§ INSTRUCTIONS FOR THE TASK: Restate the listing below word for word, omitting any images.

§ ENTRIES SUPPLIED:
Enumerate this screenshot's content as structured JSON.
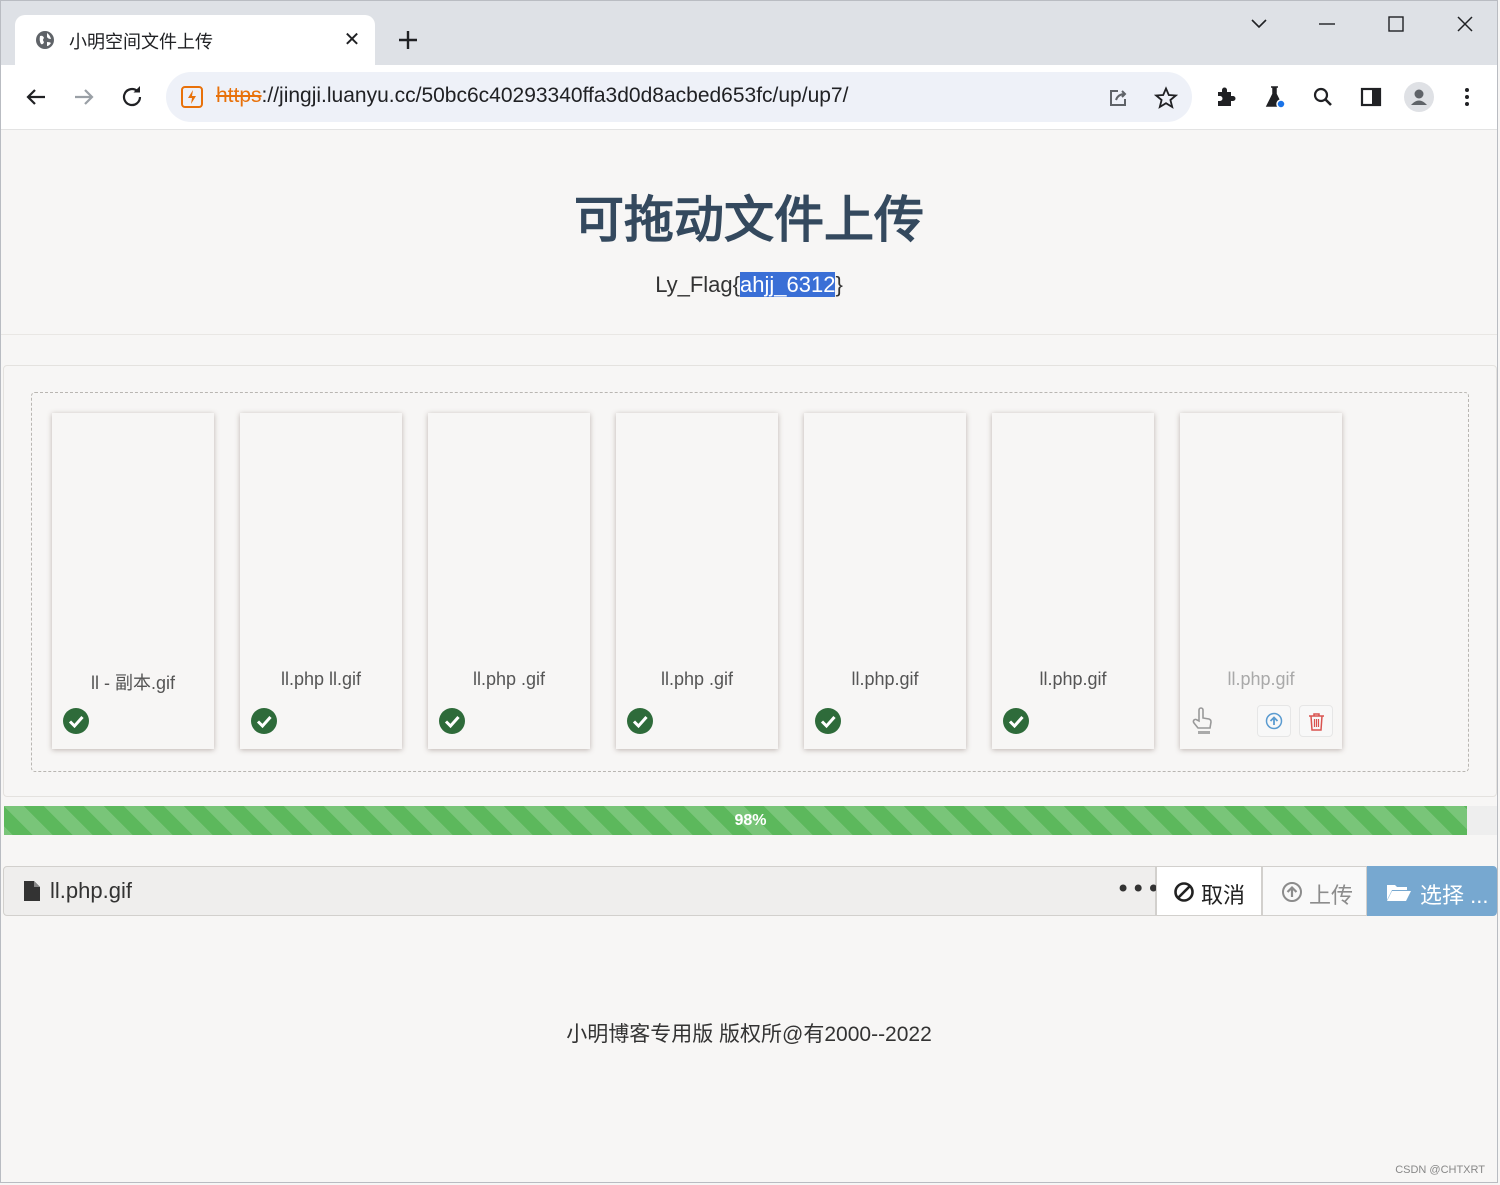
{
  "browser": {
    "tab_title": "小明空间文件上传",
    "url_scheme": "https",
    "url_rest": "://jingji.luanyu.cc/50bc6c40293340ffa3d0d8acbed653fc/up/up7/"
  },
  "page": {
    "title": "可拖动文件上传",
    "flag_prefix": "Ly_Flag{",
    "flag_value": "ahjj_6312",
    "flag_suffix": "}"
  },
  "files": [
    {
      "name": "ll - 副本.gif",
      "status": "uploaded"
    },
    {
      "name": "ll.php ll.gif",
      "status": "uploaded"
    },
    {
      "name": "ll.php .gif",
      "status": "uploaded"
    },
    {
      "name": "ll.php .gif",
      "status": "uploaded"
    },
    {
      "name": "ll.php.gif",
      "status": "uploaded"
    },
    {
      "name": "ll.php.gif",
      "status": "uploaded"
    },
    {
      "name": "ll.php.gif",
      "status": "pending"
    }
  ],
  "progress": {
    "percent": 98,
    "label": "98%"
  },
  "upload_bar": {
    "filename": "ll.php.gif",
    "more": "•••",
    "cancel_label": "取消",
    "upload_label": "上传",
    "select_label": "选择 ..."
  },
  "footer": {
    "text": "小明博客专用版 版权所@有2000--2022"
  },
  "watermark": "CSDN @CHTXRT",
  "colors": {
    "accent": "#77a8d0",
    "progress": "#5cb85c",
    "success": "#2e6b3a",
    "title": "#34495e"
  }
}
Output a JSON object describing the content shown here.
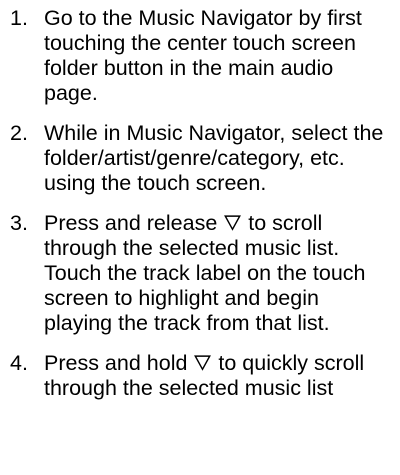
{
  "steps": [
    {
      "number": "1.",
      "text": "Go to the Music Navigator by first touching the center touch screen folder button in the main audio page."
    },
    {
      "number": "2.",
      "text": "While in Music Navigator, select the folder/artist/genre/category, etc. using the touch screen."
    },
    {
      "number": "3.",
      "text_before": "Press and release ",
      "icon": "down-triangle-icon",
      "text_after": " to scroll through the selected music list. Touch the track label on the touch screen to highlight and begin playing the track from that list."
    },
    {
      "number": "4.",
      "text_before": "Press and hold ",
      "icon": "down-triangle-icon",
      "text_after": " to quickly scroll through the selected music list"
    }
  ]
}
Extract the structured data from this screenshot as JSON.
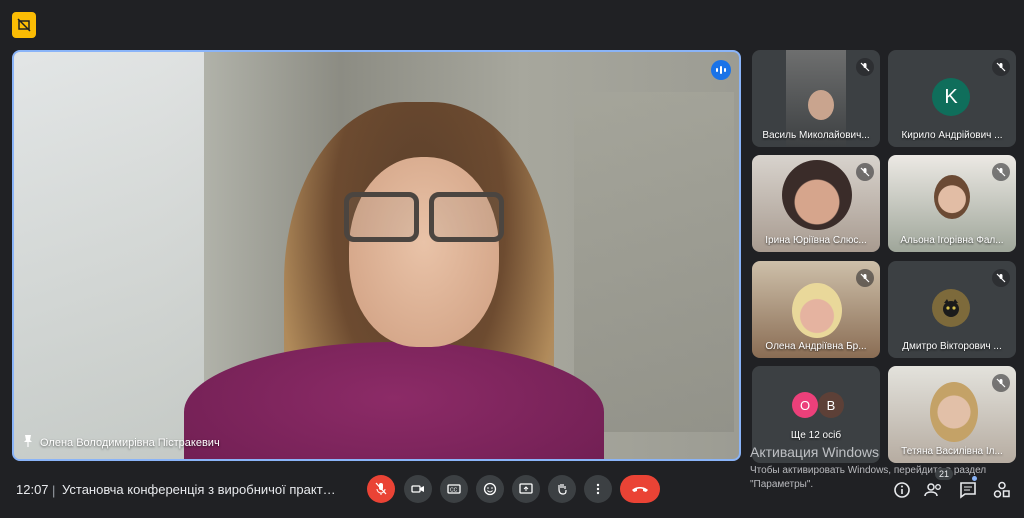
{
  "main": {
    "pinned_name": "Олена Володимирівна Пістракевич"
  },
  "participants": [
    {
      "name": "Василь Миколайович..."
    },
    {
      "name": "Кирило Андрійович ...",
      "initial": "K"
    },
    {
      "name": "Ірина Юріївна Слюс..."
    },
    {
      "name": "Альона Ігорівна Фал..."
    },
    {
      "name": "Олена Андріївна Бр..."
    },
    {
      "name": "Дмитро Вікторович ..."
    },
    {
      "name": "Ще 12 осіб",
      "avatars": [
        "O",
        "B"
      ]
    },
    {
      "name": "Тетяна Василівна Іл..."
    }
  ],
  "watermark": {
    "title": "Активация Windows",
    "line1": "Чтобы активировать Windows, перейдите в раздел",
    "line2": "\"Параметры\"."
  },
  "bottom_bar": {
    "time": "12:07",
    "separator": "|",
    "meeting_title": "Установча конференція з виробничої практики (к...",
    "people_count": "21"
  },
  "colors": {
    "accent": "#8ab4f8",
    "danger": "#ea4335",
    "warning": "#fbbc04",
    "surface": "#3c4043",
    "background": "#202124"
  }
}
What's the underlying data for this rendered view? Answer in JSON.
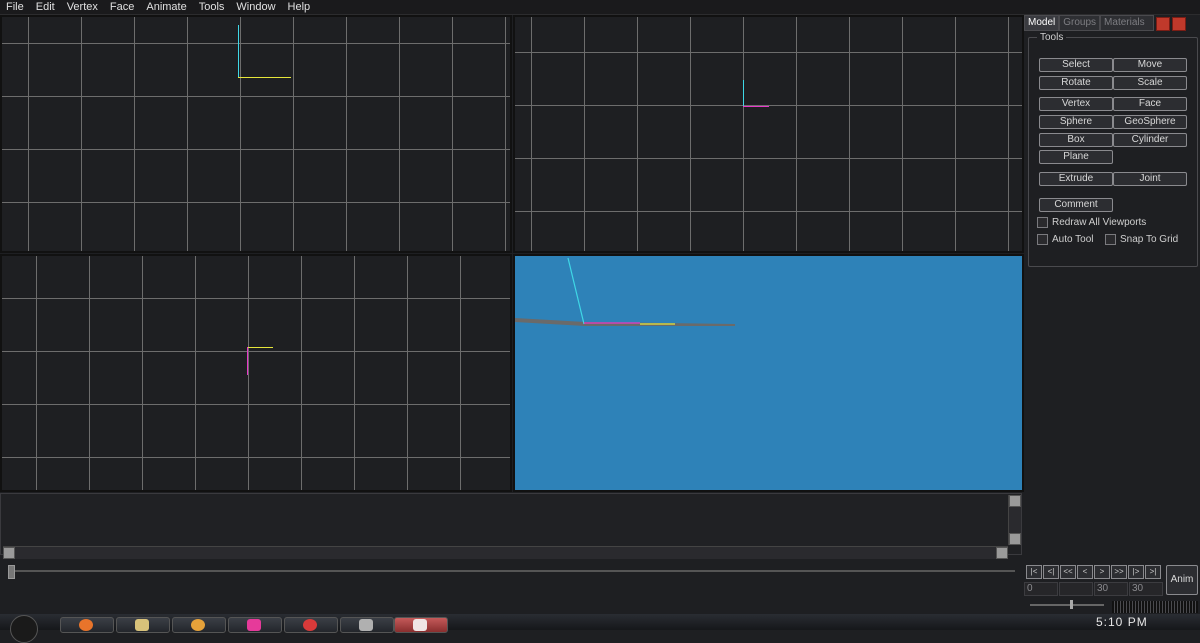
{
  "menubar": {
    "items": [
      "File",
      "Edit",
      "Vertex",
      "Face",
      "Animate",
      "Tools",
      "Window",
      "Help"
    ]
  },
  "right_panel": {
    "tabs": [
      "Model",
      "Groups",
      "Materials"
    ],
    "tools_title": "Tools",
    "buttons": {
      "select": "Select",
      "move": "Move",
      "rotate": "Rotate",
      "scale": "Scale",
      "vertex": "Vertex",
      "face": "Face",
      "sphere": "Sphere",
      "geosphere": "GeoSphere",
      "box": "Box",
      "cylinder": "Cylinder",
      "plane": "Plane",
      "extrude": "Extrude",
      "joint": "Joint",
      "comment": "Comment"
    },
    "checkboxes": {
      "redraw_all": "Redraw All Viewports",
      "auto_tool": "Auto Tool",
      "snap_to_grid": "Snap To Grid"
    }
  },
  "anim_controls": {
    "anim_label": "Anim",
    "frame_start": "0",
    "frame_end": "30",
    "frame_total": "30",
    "nav_buttons": [
      "|<",
      "<|",
      "<<",
      "<",
      ">",
      ">>",
      "|>",
      ">|"
    ]
  },
  "taskbar": {
    "clock": "5:10 PM"
  },
  "colors": {
    "viewport_grey": "#9a9a9a",
    "viewport_blue": "#2e82b8",
    "axis_x": "#e6e63a",
    "axis_y": "#3fd7e6",
    "axis_z": "#e63ac8"
  }
}
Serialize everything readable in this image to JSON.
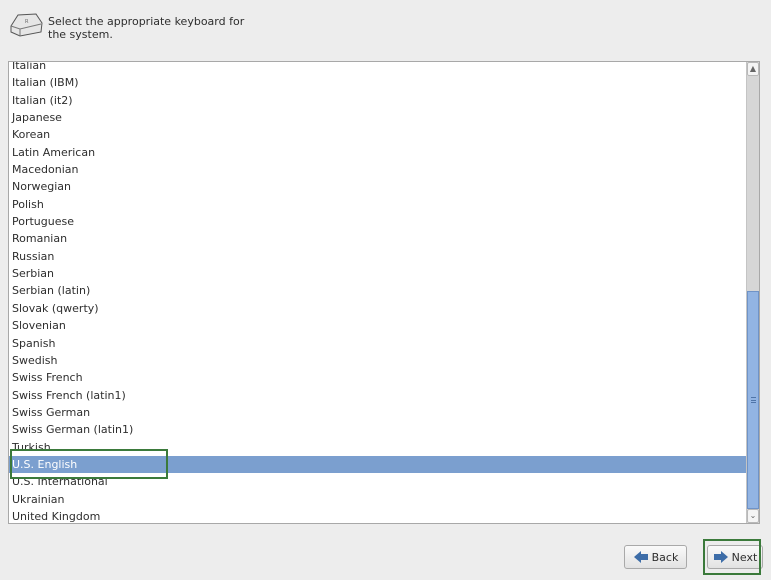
{
  "header": {
    "icon": "keyboard-key-icon",
    "text_line1": "Select the appropriate keyboard for",
    "text_line2": "the system."
  },
  "keyboard_list": {
    "items": [
      "Italian",
      "Italian (IBM)",
      "Italian (it2)",
      "Japanese",
      "Korean",
      "Latin American",
      "Macedonian",
      "Norwegian",
      "Polish",
      "Portuguese",
      "Romanian",
      "Russian",
      "Serbian",
      "Serbian (latin)",
      "Slovak (qwerty)",
      "Slovenian",
      "Spanish",
      "Swedish",
      "Swiss French",
      "Swiss French (latin1)",
      "Swiss German",
      "Swiss German (latin1)",
      "Turkish",
      "U.S. English",
      "U.S. International",
      "Ukrainian",
      "United Kingdom"
    ],
    "selected": "U.S. English",
    "scroll_position_fraction": 1.0
  },
  "buttons": {
    "back": {
      "label": "Back",
      "icon": "arrow-left-icon"
    },
    "next": {
      "label": "Next",
      "icon": "arrow-right-icon"
    }
  },
  "colors": {
    "selection": "#7b9fcf",
    "scroll_thumb": "#92b4e3",
    "highlight_annotation": "#3b7a3b",
    "arrow_icon": "#3d6da8"
  }
}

§ ANSWER TO THIS TASK:
Enumerate this screenshot's content as structured JSON.
{
  "browser": {
    "tab_title": "小明空间文件上传",
    "url_scheme": "https",
    "url_rest": "://jingji.luanyu.cc/50bc6c40293340ffa3d0d8acbed653fc/up/up7/"
  },
  "page": {
    "title": "可拖动文件上传",
    "flag_prefix": "Ly_Flag{",
    "flag_value": "ahjj_6312",
    "flag_suffix": "}"
  },
  "files": [
    {
      "name": "ll - 副本.gif",
      "status": "uploaded"
    },
    {
      "name": "ll.php ll.gif",
      "status": "uploaded"
    },
    {
      "name": "ll.php .gif",
      "status": "uploaded"
    },
    {
      "name": "ll.php .gif",
      "status": "uploaded"
    },
    {
      "name": "ll.php.gif",
      "status": "uploaded"
    },
    {
      "name": "ll.php.gif",
      "status": "uploaded"
    },
    {
      "name": "ll.php.gif",
      "status": "pending"
    }
  ],
  "progress": {
    "percent": 98,
    "label": "98%"
  },
  "upload_bar": {
    "filename": "ll.php.gif",
    "more": "•••",
    "cancel_label": "取消",
    "upload_label": "上传",
    "select_label": "选择 ..."
  },
  "footer": {
    "text": "小明博客专用版 版权所@有2000--2022"
  },
  "watermark": "CSDN @CHTXRT",
  "colors": {
    "accent": "#77a8d0",
    "progress": "#5cb85c",
    "success": "#2e6b3a",
    "title": "#34495e"
  }
}
Output a JSON object describing the content shown here.
{
  "steps": [
    {
      "number": "1.",
      "text": "Go to the Music Navigator by first touching the center touch screen folder button in the main audio page."
    },
    {
      "number": "2.",
      "text": "While in Music Navigator, select the folder/artist/genre/category, etc. using the touch screen."
    },
    {
      "number": "3.",
      "text_before": "Press and release ",
      "icon": "down-triangle-icon",
      "text_after": " to scroll through the selected music list. Touch the track label on the touch screen to highlight and begin playing the track from that list."
    },
    {
      "number": "4.",
      "text_before": "Press and hold ",
      "icon": "down-triangle-icon",
      "text_after": " to quickly scroll through the selected music list"
    }
  ]
}
Extract the structured data from this screenshot as JSON.
{
  "main": {
    "pinned_name": "Олена Володимирівна Пістракевич"
  },
  "participants": [
    {
      "name": "Василь Миколайович..."
    },
    {
      "name": "Кирило Андрійович ...",
      "initial": "K"
    },
    {
      "name": "Ірина Юріївна Слюс..."
    },
    {
      "name": "Альона Ігорівна Фал..."
    },
    {
      "name": "Олена Андріївна Бр..."
    },
    {
      "name": "Дмитро Вікторович ..."
    },
    {
      "name": "Ще 12 осіб",
      "avatars": [
        "O",
        "B"
      ]
    },
    {
      "name": "Тетяна Василівна Іл..."
    }
  ],
  "watermark": {
    "title": "Активация Windows",
    "line1": "Чтобы активировать Windows, перейдите в раздел",
    "line2": "\"Параметры\"."
  },
  "bottom_bar": {
    "time": "12:07",
    "separator": "|",
    "meeting_title": "Установча конференція з виробничої практики (к...",
    "people_count": "21"
  },
  "colors": {
    "accent": "#8ab4f8",
    "danger": "#ea4335",
    "warning": "#fbbc04",
    "surface": "#3c4043",
    "background": "#202124"
  }
}
What's the underlying data for this rendered view? Answer in JSON.
{
  "menubar": {
    "items": [
      "File",
      "Edit",
      "Vertex",
      "Face",
      "Animate",
      "Tools",
      "Window",
      "Help"
    ]
  },
  "right_panel": {
    "tabs": [
      "Model",
      "Groups",
      "Materials"
    ],
    "tools_title": "Tools",
    "buttons": {
      "select": "Select",
      "move": "Move",
      "rotate": "Rotate",
      "scale": "Scale",
      "vertex": "Vertex",
      "face": "Face",
      "sphere": "Sphere",
      "geosphere": "GeoSphere",
      "box": "Box",
      "cylinder": "Cylinder",
      "plane": "Plane",
      "extrude": "Extrude",
      "joint": "Joint",
      "comment": "Comment"
    },
    "checkboxes": {
      "redraw_all": "Redraw All Viewports",
      "auto_tool": "Auto Tool",
      "snap_to_grid": "Snap To Grid"
    }
  },
  "anim_controls": {
    "anim_label": "Anim",
    "frame_start": "0",
    "frame_end": "30",
    "frame_total": "30",
    "nav_buttons": [
      "|<",
      "<|",
      "<<",
      "<",
      ">",
      ">>",
      "|>",
      ">|"
    ]
  },
  "taskbar": {
    "clock": "5:10 PM"
  },
  "colors": {
    "viewport_grey": "#9a9a9a",
    "viewport_blue": "#2e82b8",
    "axis_x": "#e6e63a",
    "axis_y": "#3fd7e6",
    "axis_z": "#e63ac8"
  }
}
Serialize everything readable in this image to JSON.
{
  "header": {
    "icon": "keyboard-key-icon",
    "text_line1": "Select the appropriate keyboard for",
    "text_line2": "the system."
  },
  "keyboard_list": {
    "items": [
      "Italian",
      "Italian (IBM)",
      "Italian (it2)",
      "Japanese",
      "Korean",
      "Latin American",
      "Macedonian",
      "Norwegian",
      "Polish",
      "Portuguese",
      "Romanian",
      "Russian",
      "Serbian",
      "Serbian (latin)",
      "Slovak (qwerty)",
      "Slovenian",
      "Spanish",
      "Swedish",
      "Swiss French",
      "Swiss French (latin1)",
      "Swiss German",
      "Swiss German (latin1)",
      "Turkish",
      "U.S. English",
      "U.S. International",
      "Ukrainian",
      "United Kingdom"
    ],
    "selected": "U.S. English",
    "scroll_position_fraction": 1.0
  },
  "buttons": {
    "back": {
      "label": "Back",
      "icon": "arrow-left-icon"
    },
    "next": {
      "label": "Next",
      "icon": "arrow-right-icon"
    }
  },
  "colors": {
    "selection": "#7b9fcf",
    "scroll_thumb": "#92b4e3",
    "highlight_annotation": "#3b7a3b",
    "arrow_icon": "#3d6da8"
  }
}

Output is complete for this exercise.